==== STORED RECORDS

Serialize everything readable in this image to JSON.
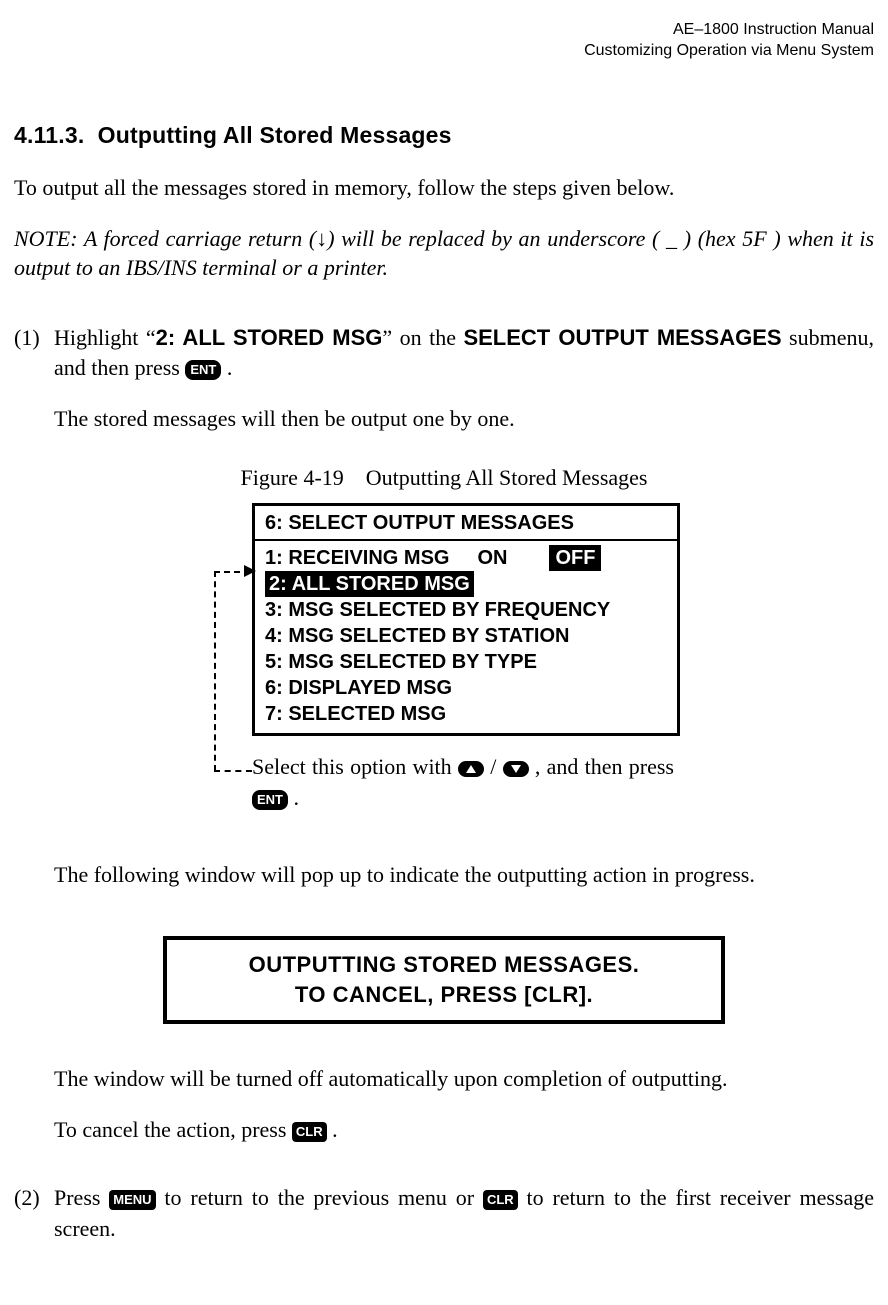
{
  "header": {
    "line1": "AE–1800 Instruction Manual",
    "line2": "Customizing Operation via Menu System"
  },
  "section": {
    "number": "4.11.3.",
    "title": "Outputting All Stored Messages"
  },
  "intro": "To output all the messages stored in memory, follow the steps given below.",
  "note": "NOTE: A forced carriage return (↓) will be replaced by an underscore ( _ ) (hex 5F ) when it is output to an IBS/INS terminal or a printer.",
  "step1": {
    "num": "(1)",
    "a": "Highlight “",
    "menu_bold": "2: ALL STORED MSG",
    "b": "” on the ",
    "menu_sel": "SELECT OUTPUT MESSAGES",
    "c": " submenu, and then press ",
    "key": "ENT",
    "d": " .",
    "after": "The stored messages will then be output one by one."
  },
  "figure": {
    "caption": "Figure 4-19 Outputting All Stored Messages",
    "panel_title": "6: SELECT OUTPUT MESSAGES",
    "row1_label": "1: RECEIVING MSG",
    "row1_on": "ON",
    "row1_off": "OFF",
    "row2": "2: ALL STORED MSG",
    "row3": "3: MSG SELECTED BY FREQUENCY",
    "row4": "4: MSG SELECTED BY STATION",
    "row5": "5: MSG SELECTED BY TYPE",
    "row6": "6: DISPLAYED MSG",
    "row7": "7: SELECTED MSG",
    "caption2a": "Select this option with ",
    "caption2b": " / ",
    "caption2c": " , and then press ",
    "caption2_key": "ENT",
    "caption2d": " ."
  },
  "para2": "The following window will pop up to indicate the outputting action in progress.",
  "popup": {
    "line1": "OUTPUTTING STORED MESSAGES.",
    "line2": "TO CANCEL, PRESS [CLR]."
  },
  "para3": "The window will be turned off automatically upon completion of outputting.",
  "para4a": "To cancel the action, press ",
  "para4_key": "CLR",
  "para4b": " .",
  "step2": {
    "num": "(2)",
    "a": "Press ",
    "key1": "MENU",
    "b": " to return to the previous menu or ",
    "key2": "CLR",
    "c": " to return to the first receiver message screen."
  }
}
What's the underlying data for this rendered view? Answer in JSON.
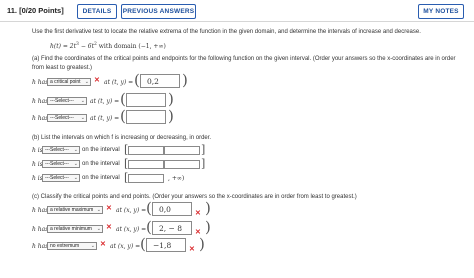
{
  "header": {
    "question_number": "11.",
    "points": "[0/20 Points]",
    "details_label": "DETAILS",
    "previous_answers_label": "PREVIOUS ANSWERS",
    "my_notes_label": "MY NOTES"
  },
  "intro": "Use the first derivative test to locate the relative extrema of the function in the given domain, and determine the intervals of increase and decrease.",
  "function": {
    "lhs": "h(t) = 2t",
    "exp1": "3",
    "mid": " − 6t",
    "exp2": "2",
    "domain": " with domain (−1, +∞)"
  },
  "part_a": {
    "instruction": "(a) Find the coordinates of the critical points and endpoints for the following function on the given interval. (Order your answers so the x-coordinates are in order from least to greatest.)",
    "rows": [
      {
        "prefix": "h has",
        "select_value": "a critical point",
        "at_label": "at (t, y) =",
        "answer": "0,2",
        "has_x": true
      },
      {
        "prefix": "h has",
        "select_value": "---Select---",
        "at_label": "at (t, y) =",
        "answer": "",
        "has_x": false
      },
      {
        "prefix": "h has",
        "select_value": "---Select---",
        "at_label": "at (t, y) =",
        "answer": "",
        "has_x": false
      }
    ]
  },
  "part_b": {
    "instruction": "(b) List the intervals on which f is increasing or decreasing, in order.",
    "rows": [
      {
        "prefix": "h is",
        "select_value": "---Select---",
        "label": "on the interval",
        "right": ""
      },
      {
        "prefix": "h is",
        "select_value": "---Select---",
        "label": "on the interval",
        "right": ""
      },
      {
        "prefix": "h is",
        "select_value": "---Select---",
        "label": "on the interval",
        "right": "+∞"
      }
    ]
  },
  "part_c": {
    "instruction": "(c) Classify the critical points and end points. (Order your answers so the x-coordinates are in order from least to greatest.)",
    "rows": [
      {
        "prefix": "h has",
        "select_value": "a relative maximum",
        "at_label": "at (x, y) =",
        "answer": "0,0",
        "has_x": true
      },
      {
        "prefix": "h has",
        "select_value": "a relative minimum",
        "at_label": "at (x, y) =",
        "answer": "2, − 8",
        "has_x": true
      },
      {
        "prefix": "h has",
        "select_value": "no extremum",
        "at_label": "at (x, y) =",
        "answer": "−1,8",
        "has_x": true
      }
    ]
  },
  "icons": {
    "wrong": "x-mark-icon",
    "dropdown": "chevron-down-icon"
  },
  "colors": {
    "accent": "#2a5db0",
    "error": "#d9262a",
    "border": "#8a8a8a"
  }
}
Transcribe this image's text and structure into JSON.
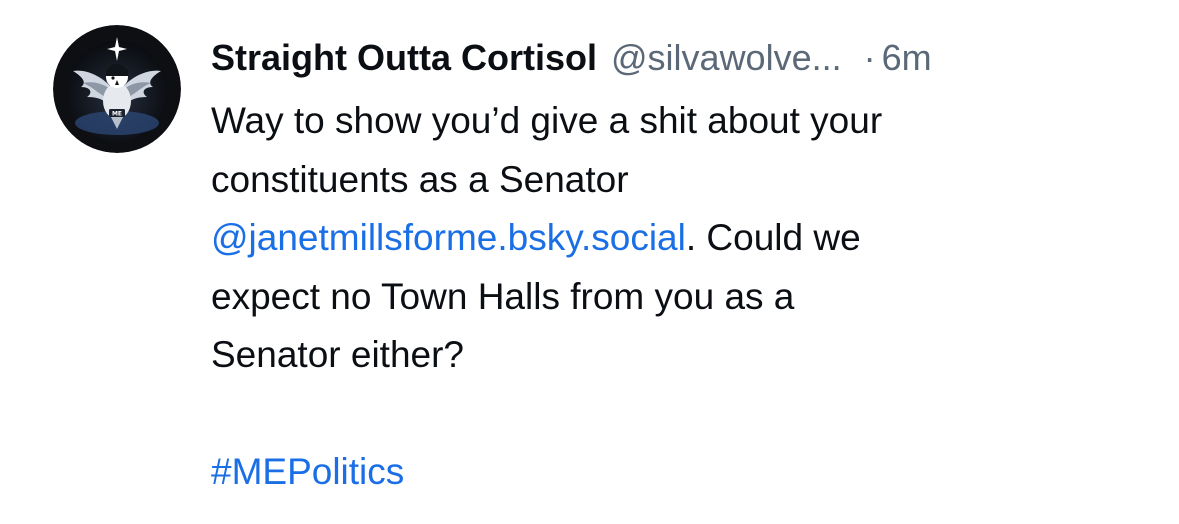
{
  "post": {
    "author": {
      "display_name": "Straight Outta Cortisol",
      "handle": "@silvawolve...",
      "avatar_icon": "bird-emblem-avatar-icon",
      "avatar_badge": "ME"
    },
    "separator": "·",
    "time": "6m",
    "text_lines": [
      {
        "plain": "Way to show you’d give a shit about your"
      },
      {
        "plain": "constituents as a Senator"
      },
      {
        "mention": "@janetmillsforme.bsky.social",
        "plain_after": ". Could we"
      },
      {
        "plain": "expect no Town Halls from you as a"
      },
      {
        "plain": "Senator either?"
      }
    ],
    "hashtag": "#MEPolitics"
  },
  "colors": {
    "link": "#1a6fe6",
    "muted": "#5b6877",
    "text": "#0b0f14",
    "background": "#ffffff"
  }
}
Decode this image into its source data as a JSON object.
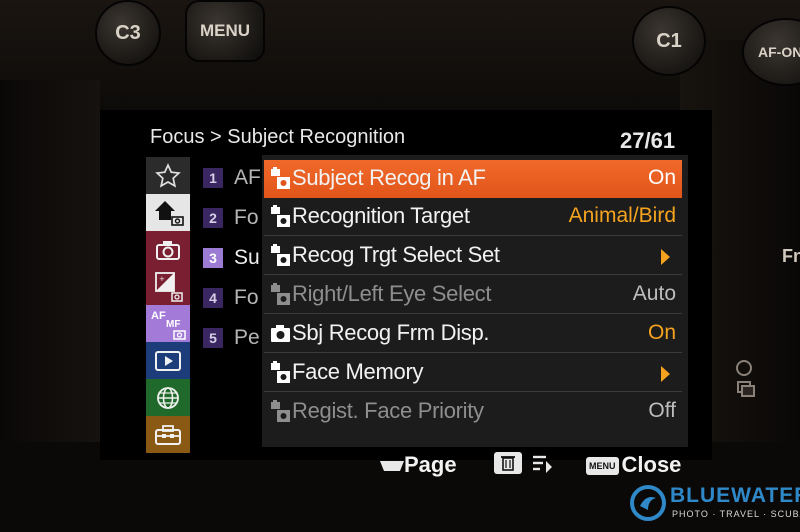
{
  "camera": {
    "buttons": {
      "c3": "C3",
      "menu": "MENU",
      "c1": "C1",
      "af_on": "AF-ON",
      "side_f": "Fn"
    }
  },
  "header": {
    "breadcrumb": "Focus > Subject Recognition",
    "page_counter": "27/61"
  },
  "tabs": [
    {
      "icon": "star-icon",
      "label": "My Menu"
    },
    {
      "icon": "home-camera-icon",
      "label": "Main"
    },
    {
      "icon": "camera-icon",
      "label": "Shooting"
    },
    {
      "icon": "exposure-icon",
      "label": "Exposure/Color"
    },
    {
      "icon": "af-mf-icon",
      "label": "Focus",
      "text": "AF MF"
    },
    {
      "icon": "playback-icon",
      "label": "Playback"
    },
    {
      "icon": "network-icon",
      "label": "Network"
    },
    {
      "icon": "toolbox-icon",
      "label": "Setup"
    }
  ],
  "pages": [
    {
      "num": "1",
      "label": "AF"
    },
    {
      "num": "2",
      "label": "Fo"
    },
    {
      "num": "3",
      "label": "Su"
    },
    {
      "num": "4",
      "label": "Fo"
    },
    {
      "num": "5",
      "label": "Pe"
    }
  ],
  "menu_items": [
    {
      "label": "Subject Recog in AF",
      "value": "On",
      "icon": "still-movie-icon"
    },
    {
      "label": "Recognition Target",
      "value": "Animal/Bird",
      "icon": "still-movie-icon"
    },
    {
      "label": "Recog Trgt Select Set",
      "value": "",
      "icon": "still-movie-icon",
      "arrow": true
    },
    {
      "label": "Right/Left Eye Select",
      "value": "Auto",
      "icon": "still-movie-icon"
    },
    {
      "label": "Sbj Recog Frm Disp.",
      "value": "On",
      "icon": "camera-icon"
    },
    {
      "label": "Face Memory",
      "value": "",
      "icon": "still-movie-icon",
      "arrow": true
    },
    {
      "label": "Regist. Face Priority",
      "value": "Off",
      "icon": "still-movie-icon"
    }
  ],
  "guide": {
    "page": "Page",
    "close": "Close",
    "menu_key": "MENU"
  },
  "watermark": {
    "title": "BLUEWATER",
    "subtitle": "PHOTO · TRAVEL · SCUBA"
  },
  "colors": {
    "accent_orange": "#e95e22",
    "value_orange": "#f5a31f",
    "tab_purple": "#9b7bd4",
    "panel_bg": "#1c1c1c",
    "logo_blue": "#2f88c8"
  }
}
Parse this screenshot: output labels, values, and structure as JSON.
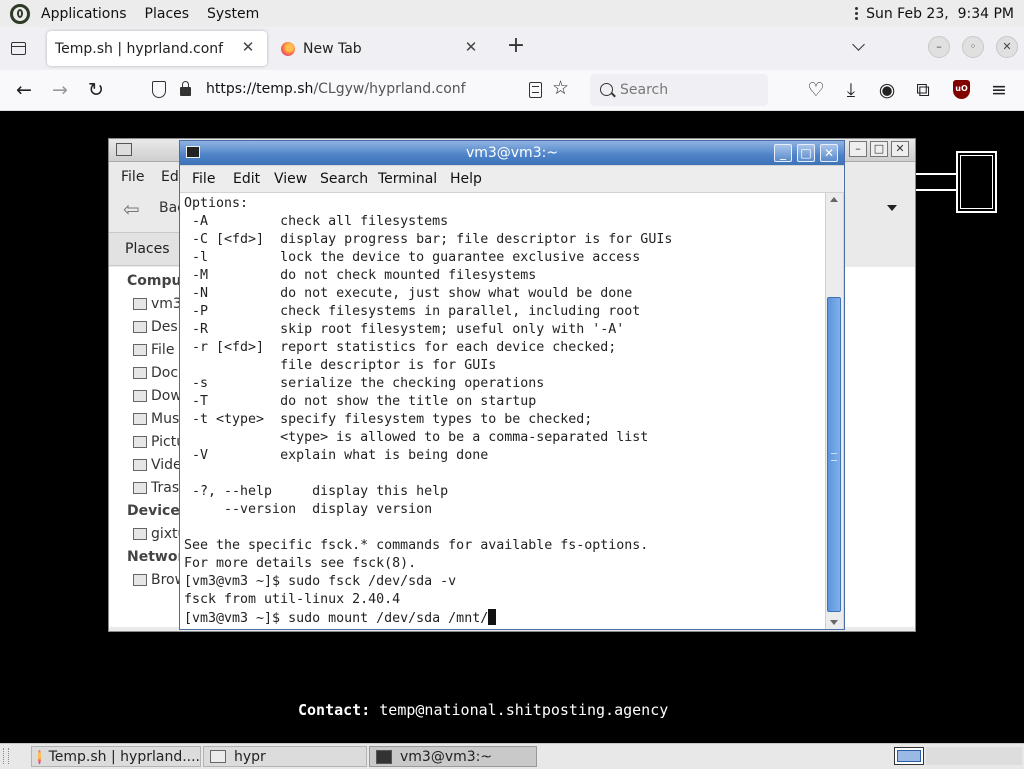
{
  "top_panel": {
    "menus": [
      "Applications",
      "Places",
      "System"
    ],
    "clock": "Sun Feb 23,  9:34 PM"
  },
  "browser": {
    "tabs": [
      {
        "title": "Temp.sh | hyprland.conf",
        "active": true
      },
      {
        "title": "New Tab",
        "active": false
      }
    ],
    "url_host": "https://temp.sh",
    "url_path": "/CLgyw/hyprland.conf",
    "search_placeholder": "Search",
    "ublock_label": "uO"
  },
  "page": {
    "contact_label": "Contact:",
    "contact_email": "temp@national.shitposting.agency"
  },
  "file_manager": {
    "menus": [
      "File",
      "Edi"
    ],
    "back_label": "Bac",
    "places_label": "Places",
    "sections": [
      {
        "heading": "Compute",
        "items": [
          "vm3",
          "Desk",
          "File S",
          "Docu",
          "Dow",
          "Musi",
          "Pictu",
          "Vide",
          "Trasl"
        ]
      },
      {
        "heading": "Devices",
        "items": [
          "gixtu"
        ]
      },
      {
        "heading": "Network",
        "items": [
          "Brow"
        ]
      }
    ]
  },
  "terminal": {
    "title": "vm3@vm3:~",
    "menus": [
      "File",
      "Edit",
      "View",
      "Search",
      "Terminal",
      "Help"
    ],
    "lines": [
      "Options:",
      " -A         check all filesystems",
      " -C [<fd>]  display progress bar; file descriptor is for GUIs",
      " -l         lock the device to guarantee exclusive access",
      " -M         do not check mounted filesystems",
      " -N         do not execute, just show what would be done",
      " -P         check filesystems in parallel, including root",
      " -R         skip root filesystem; useful only with '-A'",
      " -r [<fd>]  report statistics for each device checked;",
      "            file descriptor is for GUIs",
      " -s         serialize the checking operations",
      " -T         do not show the title on startup",
      " -t <type>  specify filesystem types to be checked;",
      "            <type> is allowed to be a comma-separated list",
      " -V         explain what is being done",
      "",
      " -?, --help     display this help",
      "     --version  display version",
      "",
      "See the specific fsck.* commands for available fs-options.",
      "For more details see fsck(8).",
      "[vm3@vm3 ~]$ sudo fsck /dev/sda -v",
      "fsck from util-linux 2.40.4"
    ],
    "prompt_line": "[vm3@vm3 ~]$ sudo mount /dev/sda /mnt/"
  },
  "taskbar": {
    "items": [
      "Temp.sh | hyprland....",
      "hypr",
      "vm3@vm3:~"
    ]
  }
}
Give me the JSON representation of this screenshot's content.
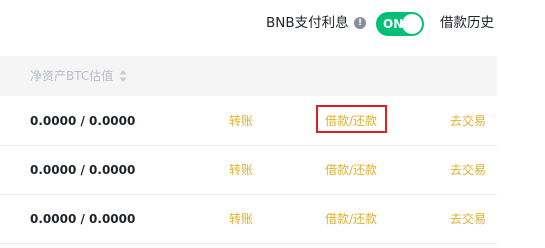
{
  "header": {
    "bnb_interest_label": "BNB支付利息",
    "info_icon_glyph": "!",
    "toggle_label": "ON",
    "toggle_state": "on",
    "toggle_color": "#02c076",
    "history_link": "借款历史"
  },
  "table": {
    "column_title": "净资产BTC估值",
    "sort_icon": "sort-icon",
    "action_color": "#e0b12e",
    "rows": [
      {
        "value": "0.0000 / 0.0000",
        "transfer": "转账",
        "borrow_repay": "借款/还款",
        "trade": "去交易"
      },
      {
        "value": "0.0000 / 0.0000",
        "transfer": "转账",
        "borrow_repay": "借款/还款",
        "trade": "去交易"
      },
      {
        "value": "0.0000 / 0.0000",
        "transfer": "转账",
        "borrow_repay": "借款/还款",
        "trade": "去交易"
      }
    ]
  },
  "annotation": {
    "highlight_color": "#e02020",
    "highlighted_element": "借款/还款"
  }
}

========

GIVEN PROBLEM ->
Of the lines in the listing, how many hold the word "image"? Nothing but the number is needed.

CORRECT ANSWER ->
3